AIM - Here are some records; return them all exactly.

DATA TO USE -
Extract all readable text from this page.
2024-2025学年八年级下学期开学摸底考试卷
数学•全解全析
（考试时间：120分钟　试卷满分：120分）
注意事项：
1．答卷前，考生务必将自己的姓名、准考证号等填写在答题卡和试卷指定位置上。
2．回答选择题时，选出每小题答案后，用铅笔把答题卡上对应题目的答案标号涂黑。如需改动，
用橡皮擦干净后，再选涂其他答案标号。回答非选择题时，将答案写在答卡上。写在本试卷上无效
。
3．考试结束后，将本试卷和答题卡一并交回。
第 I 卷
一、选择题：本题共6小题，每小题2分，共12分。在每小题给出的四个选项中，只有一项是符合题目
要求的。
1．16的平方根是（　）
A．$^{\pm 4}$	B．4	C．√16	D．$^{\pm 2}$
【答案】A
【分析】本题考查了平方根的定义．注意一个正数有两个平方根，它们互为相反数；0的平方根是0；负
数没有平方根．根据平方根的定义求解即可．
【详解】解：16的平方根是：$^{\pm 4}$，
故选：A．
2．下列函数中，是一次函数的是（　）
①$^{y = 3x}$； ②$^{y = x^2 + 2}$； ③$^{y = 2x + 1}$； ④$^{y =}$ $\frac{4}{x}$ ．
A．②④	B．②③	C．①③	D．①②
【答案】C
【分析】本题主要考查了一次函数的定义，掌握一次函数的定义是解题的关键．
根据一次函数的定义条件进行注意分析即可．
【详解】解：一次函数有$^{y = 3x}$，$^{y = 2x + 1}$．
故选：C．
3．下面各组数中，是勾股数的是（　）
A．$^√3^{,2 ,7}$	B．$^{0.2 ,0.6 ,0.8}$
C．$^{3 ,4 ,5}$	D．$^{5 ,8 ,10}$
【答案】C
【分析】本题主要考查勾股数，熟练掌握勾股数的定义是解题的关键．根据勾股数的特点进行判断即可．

EXERCISE ANSWER -
Extract all readable text from this page.
2024-2025学年八年级下学期开学摸底考试卷
数学•全解全析
（考试时间：120分钟　试卷满分：120分）
注意事项：
1．答卷前，考生务必将自己的姓名、准考证号等填写在答题卡和试卷指定位置上。
2．回答选择题时，选出每小题答案后，用铅笔把答题卡上对应题目的答案标号涂黑。如需改动，
用橡皮擦干净后，再选涂其他答案标号。回答非选择题时，将答案写在答卡上。写在本试卷上无效
。
3．考试结束后，将本试卷和答题卡一并交回。
第 I 卷
一、选择题：本题共6小题，每小题2分，共12分。在每小题给出的四个选项中，只有一项是符合题目
要求的。
1．16的平方根是（　）
A．$^{\pm 4}$	B．4	C．√16	D．$^{\pm 2}$
【答案】A
【分析】本题考查了平方根的定义．注意一个正数有两个平方根，它们互为相反数；0的平方根是0；负
数没有平方根．根据平方根的定义求解即可．
【详解】解：16的平方根是：$^{\pm 4}$，
故选：A．
2．下列函数中，是一次函数的是（　）
①$^{y = 3x}$； ②$^{y = x^2 + 2}$； ③$^{y = 2x + 1}$； ④$^{y =}$ $\frac{4}{x}$ ．
A．②④	B．②③	C．①③	D．①②
【答案】C
【分析】本题主要考查了一次函数的定义，掌握一次函数的定义是解题的关键．
根据一次函数的定义条件进行注意分析即可．
【详解】解：一次函数有$^{y = 3x}$，$^{y = 2x + 1}$．
故选：C．
3．下面各组数中，是勾股数的是（　）
A．$^√3^{,2 ,7}$	B．$^{0.2 ,0.6 ,0.8}$
C．$^{3 ,4 ,5}$	D．$^{5 ,8 ,10}$
【答案】C
【分析】本题主要考查勾股数，熟练掌握勾股数的定义是解题的关键．根据勾股数的特点进行判断即可．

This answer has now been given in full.